Pictures stay out of your copy, but everything else in the records below must be repeated exactly.

Saved entries -
* Start *

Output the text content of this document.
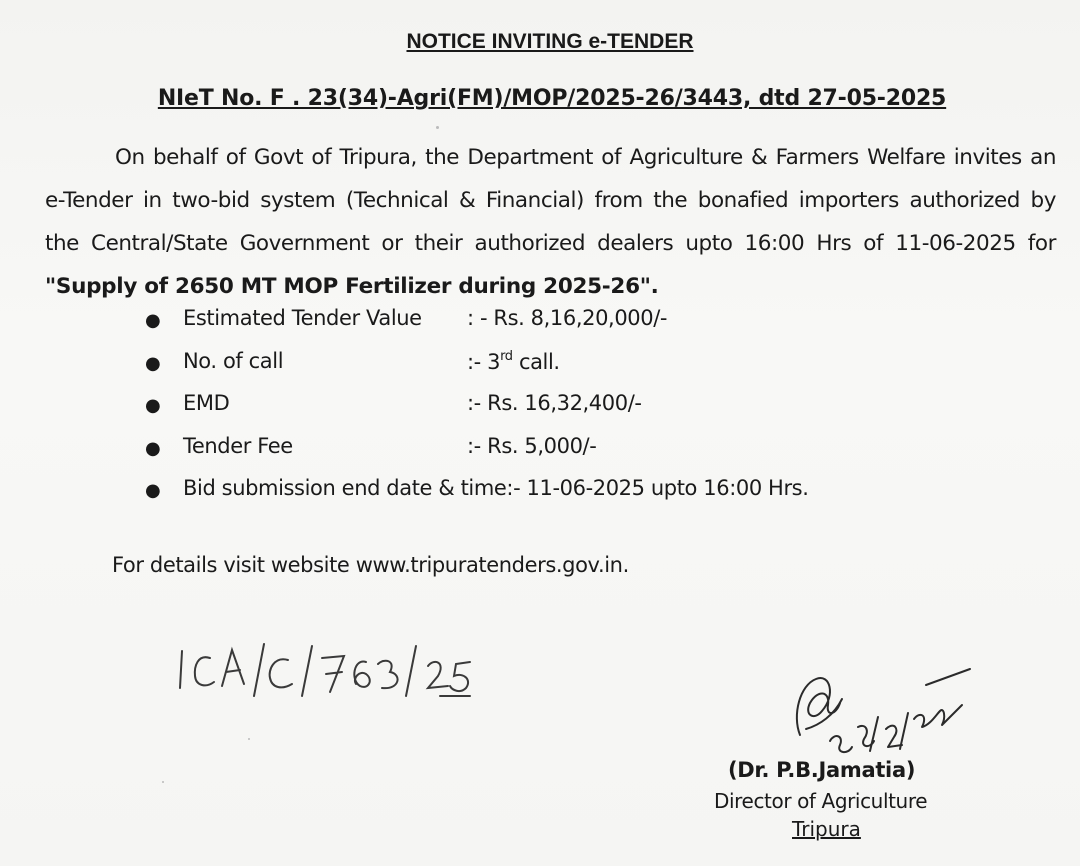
NOTICE INVITING e-TENDER
NIeT No. F . 23(34)-Agri(FM)/MOP/2025-26/3443, dtd 27-05-2025
On behalf of Govt of Tripura, the Department of Agriculture & Farmers Welfare invites an
e-Tender in two-bid system (Technical & Financial) from the bonafied importers authorized by
the Central/State Government or their authorized dealers upto 16:00 Hrs of 11-06-2025 for
"Supply of 2650 MT MOP Fertilizer during 2025-26".
● Estimated Tender Value : - Rs. 8,16,20,000/-
● No. of call	:- 3rd call.
● EMD	:- Rs. 16,32,400/-
● Tender Fee	:- Rs. 5,000/-
● Bid submission end date & time:- 11-06-2025 upto 16:00 Hrs.
For details visit website www.tripuratenders.gov.in.
(Dr. P.B.Jamatia)
Director of Agriculture
Tripura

* End *

OUTPUT OF THE EXERCISE -
Output the text content of this document.
NOTICE INVITING e-TENDER
NIeT No. F . 23(34)-Agri(FM)/MOP/2025-26/3443, dtd 27-05-2025
On behalf of Govt of Tripura, the Department of Agriculture & Farmers Welfare invites an
e-Tender in two-bid system (Technical & Financial) from the bonafied importers authorized by
the Central/State Government or their authorized dealers upto 16:00 Hrs of 11-06-2025 for
"Supply of 2650 MT MOP Fertilizer during 2025-26".
● Estimated Tender Value : - Rs. 8,16,20,000/-
● No. of call	:- 3rd call.
● EMD	:- Rs. 16,32,400/-
● Tender Fee	:- Rs. 5,000/-
● Bid submission end date & time:- 11-06-2025 upto 16:00 Hrs.
For details visit website www.tripuratenders.gov.in.
(Dr. P.B.Jamatia)
Director of Agriculture
Tripura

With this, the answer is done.